Data items:
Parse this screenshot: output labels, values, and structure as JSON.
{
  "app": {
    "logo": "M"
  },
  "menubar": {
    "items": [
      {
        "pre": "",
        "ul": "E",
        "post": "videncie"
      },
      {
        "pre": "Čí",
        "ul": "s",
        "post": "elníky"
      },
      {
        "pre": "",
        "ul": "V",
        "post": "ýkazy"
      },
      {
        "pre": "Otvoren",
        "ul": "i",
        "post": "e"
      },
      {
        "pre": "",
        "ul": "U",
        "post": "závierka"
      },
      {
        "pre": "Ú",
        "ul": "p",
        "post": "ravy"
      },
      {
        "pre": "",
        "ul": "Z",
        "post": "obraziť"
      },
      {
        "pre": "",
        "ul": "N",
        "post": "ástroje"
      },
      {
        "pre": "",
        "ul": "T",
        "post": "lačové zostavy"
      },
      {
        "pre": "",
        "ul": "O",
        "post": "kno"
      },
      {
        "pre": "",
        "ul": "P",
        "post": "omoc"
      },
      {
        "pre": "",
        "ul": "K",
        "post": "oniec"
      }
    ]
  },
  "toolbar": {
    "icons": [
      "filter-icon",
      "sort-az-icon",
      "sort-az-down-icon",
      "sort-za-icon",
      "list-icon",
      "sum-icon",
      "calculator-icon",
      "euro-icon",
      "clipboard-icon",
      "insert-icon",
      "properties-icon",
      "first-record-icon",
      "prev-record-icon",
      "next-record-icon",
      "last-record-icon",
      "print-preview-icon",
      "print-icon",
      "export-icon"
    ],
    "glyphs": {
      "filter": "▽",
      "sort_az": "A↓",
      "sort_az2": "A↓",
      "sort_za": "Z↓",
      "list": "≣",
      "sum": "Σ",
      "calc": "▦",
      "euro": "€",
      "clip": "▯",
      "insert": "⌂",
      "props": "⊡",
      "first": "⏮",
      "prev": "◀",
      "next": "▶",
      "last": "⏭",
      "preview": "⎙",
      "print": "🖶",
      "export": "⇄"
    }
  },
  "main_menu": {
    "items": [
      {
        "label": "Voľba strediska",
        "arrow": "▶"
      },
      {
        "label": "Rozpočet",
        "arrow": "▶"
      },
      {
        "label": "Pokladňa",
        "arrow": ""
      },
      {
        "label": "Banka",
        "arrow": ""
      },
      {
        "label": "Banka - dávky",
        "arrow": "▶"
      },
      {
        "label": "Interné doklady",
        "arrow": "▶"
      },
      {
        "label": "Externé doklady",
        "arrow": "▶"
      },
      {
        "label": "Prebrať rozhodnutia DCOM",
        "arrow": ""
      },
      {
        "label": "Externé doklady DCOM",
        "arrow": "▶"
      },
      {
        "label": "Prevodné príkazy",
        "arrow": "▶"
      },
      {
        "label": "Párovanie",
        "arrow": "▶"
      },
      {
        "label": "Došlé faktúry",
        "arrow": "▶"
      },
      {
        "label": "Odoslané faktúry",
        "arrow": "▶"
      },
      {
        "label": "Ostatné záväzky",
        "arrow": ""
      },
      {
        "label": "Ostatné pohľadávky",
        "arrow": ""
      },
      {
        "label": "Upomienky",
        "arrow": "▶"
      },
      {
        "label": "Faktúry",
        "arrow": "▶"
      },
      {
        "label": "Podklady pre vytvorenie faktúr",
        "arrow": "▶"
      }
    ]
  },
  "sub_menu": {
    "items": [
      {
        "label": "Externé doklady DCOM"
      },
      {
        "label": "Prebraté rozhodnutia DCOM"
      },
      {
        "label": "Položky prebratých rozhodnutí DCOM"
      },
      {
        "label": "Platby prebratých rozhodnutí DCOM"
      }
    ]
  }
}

> [Brief]
Copy the lines from the entries above in which the word "Ostatné" appears.

> [Reply]
        "label": "Ostatné záväzky",
        "label": "Ostatné pohľadávky",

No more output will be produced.